Set task: Copy out all lines that carry the word "CometBFT".

Listed records:
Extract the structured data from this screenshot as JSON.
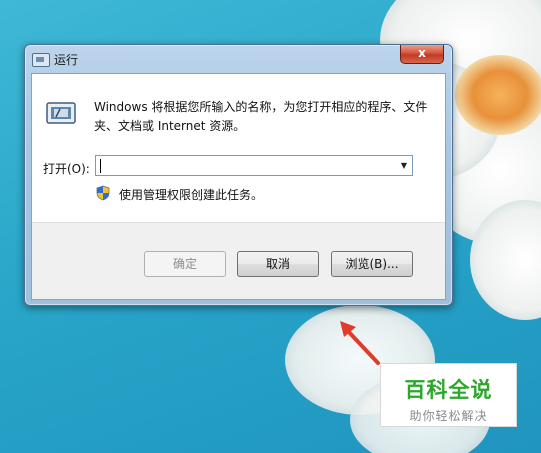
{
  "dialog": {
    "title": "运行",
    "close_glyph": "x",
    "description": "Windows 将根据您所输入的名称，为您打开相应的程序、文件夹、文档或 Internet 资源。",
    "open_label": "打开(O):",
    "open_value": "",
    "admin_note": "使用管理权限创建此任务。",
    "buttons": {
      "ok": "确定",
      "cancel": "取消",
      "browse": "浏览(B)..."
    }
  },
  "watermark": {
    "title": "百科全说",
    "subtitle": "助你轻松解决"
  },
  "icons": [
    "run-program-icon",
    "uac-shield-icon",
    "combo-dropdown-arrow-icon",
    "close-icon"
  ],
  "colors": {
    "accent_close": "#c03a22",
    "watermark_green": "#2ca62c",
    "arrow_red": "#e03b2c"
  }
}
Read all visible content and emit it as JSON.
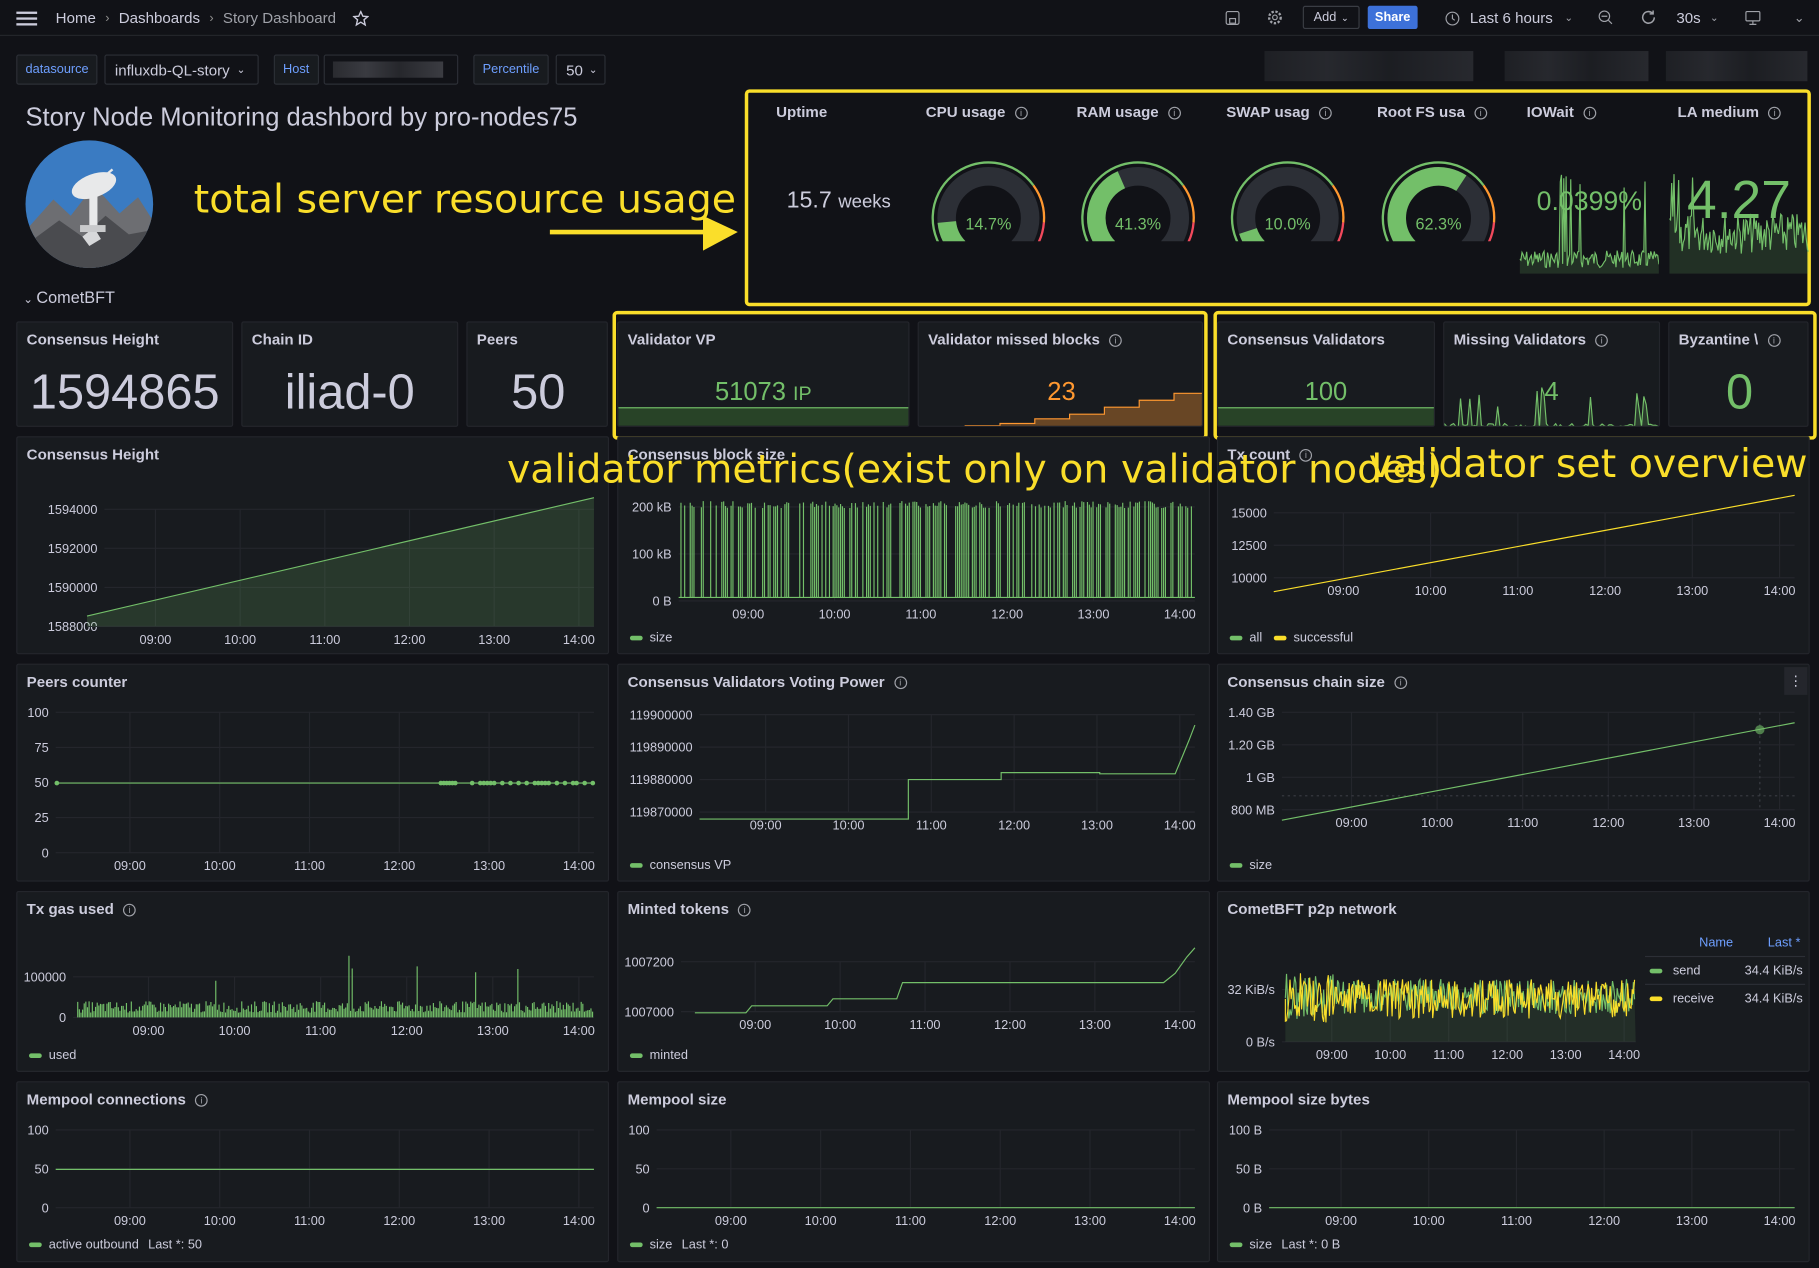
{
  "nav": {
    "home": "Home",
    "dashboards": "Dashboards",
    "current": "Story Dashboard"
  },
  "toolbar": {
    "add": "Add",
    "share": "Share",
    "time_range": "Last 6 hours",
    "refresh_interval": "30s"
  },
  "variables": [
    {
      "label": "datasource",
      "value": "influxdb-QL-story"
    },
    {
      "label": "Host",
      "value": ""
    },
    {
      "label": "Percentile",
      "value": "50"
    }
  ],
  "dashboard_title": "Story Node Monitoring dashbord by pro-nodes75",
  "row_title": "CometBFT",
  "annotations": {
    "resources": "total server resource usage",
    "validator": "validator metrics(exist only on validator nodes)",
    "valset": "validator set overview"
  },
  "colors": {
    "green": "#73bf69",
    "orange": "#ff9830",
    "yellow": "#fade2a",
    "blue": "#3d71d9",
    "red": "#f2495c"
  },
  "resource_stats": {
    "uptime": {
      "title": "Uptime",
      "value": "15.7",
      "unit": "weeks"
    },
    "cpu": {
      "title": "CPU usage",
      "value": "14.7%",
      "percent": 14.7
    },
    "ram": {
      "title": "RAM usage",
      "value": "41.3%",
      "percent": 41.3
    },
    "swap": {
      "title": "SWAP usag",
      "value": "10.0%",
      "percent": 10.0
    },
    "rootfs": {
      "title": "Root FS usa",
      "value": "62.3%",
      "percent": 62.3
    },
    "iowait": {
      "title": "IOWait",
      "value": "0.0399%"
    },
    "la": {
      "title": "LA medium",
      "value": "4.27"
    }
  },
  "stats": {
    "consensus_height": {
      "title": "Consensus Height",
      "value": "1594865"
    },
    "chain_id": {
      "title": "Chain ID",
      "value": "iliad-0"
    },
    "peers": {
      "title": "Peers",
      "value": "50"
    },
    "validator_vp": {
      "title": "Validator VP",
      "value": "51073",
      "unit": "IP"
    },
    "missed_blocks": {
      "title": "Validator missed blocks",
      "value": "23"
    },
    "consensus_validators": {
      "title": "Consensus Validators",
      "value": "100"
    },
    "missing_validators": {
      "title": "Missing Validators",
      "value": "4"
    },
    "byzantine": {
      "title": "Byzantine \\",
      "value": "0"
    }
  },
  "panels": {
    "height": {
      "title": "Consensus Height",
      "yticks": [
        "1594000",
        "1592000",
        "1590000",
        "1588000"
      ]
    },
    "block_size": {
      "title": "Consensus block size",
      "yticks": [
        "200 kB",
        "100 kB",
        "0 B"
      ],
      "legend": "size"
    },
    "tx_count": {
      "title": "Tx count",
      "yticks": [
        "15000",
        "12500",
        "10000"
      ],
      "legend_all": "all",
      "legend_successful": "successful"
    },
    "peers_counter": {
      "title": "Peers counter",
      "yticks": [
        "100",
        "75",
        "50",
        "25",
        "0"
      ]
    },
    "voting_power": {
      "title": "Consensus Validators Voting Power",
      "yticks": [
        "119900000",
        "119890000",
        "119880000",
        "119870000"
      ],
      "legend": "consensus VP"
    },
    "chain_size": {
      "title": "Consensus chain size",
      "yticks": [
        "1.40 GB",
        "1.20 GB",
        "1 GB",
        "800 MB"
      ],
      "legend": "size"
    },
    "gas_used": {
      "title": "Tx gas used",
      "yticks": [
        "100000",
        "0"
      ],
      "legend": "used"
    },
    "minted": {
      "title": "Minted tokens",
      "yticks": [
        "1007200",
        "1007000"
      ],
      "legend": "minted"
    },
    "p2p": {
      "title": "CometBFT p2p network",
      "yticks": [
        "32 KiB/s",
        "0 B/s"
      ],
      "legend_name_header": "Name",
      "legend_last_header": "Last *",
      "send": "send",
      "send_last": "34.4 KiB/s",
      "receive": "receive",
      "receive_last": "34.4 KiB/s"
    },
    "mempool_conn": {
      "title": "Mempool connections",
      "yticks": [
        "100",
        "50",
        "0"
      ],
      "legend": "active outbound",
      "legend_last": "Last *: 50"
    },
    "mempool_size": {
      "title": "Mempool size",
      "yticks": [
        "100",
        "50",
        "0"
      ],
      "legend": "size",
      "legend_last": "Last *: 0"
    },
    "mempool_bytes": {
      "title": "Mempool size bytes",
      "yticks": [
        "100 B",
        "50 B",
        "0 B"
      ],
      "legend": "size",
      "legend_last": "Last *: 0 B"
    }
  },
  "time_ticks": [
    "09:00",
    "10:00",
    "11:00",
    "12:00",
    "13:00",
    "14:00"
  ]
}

Task output:
  "row_title": "CometBFT",
      "title": "CometBFT p2p network",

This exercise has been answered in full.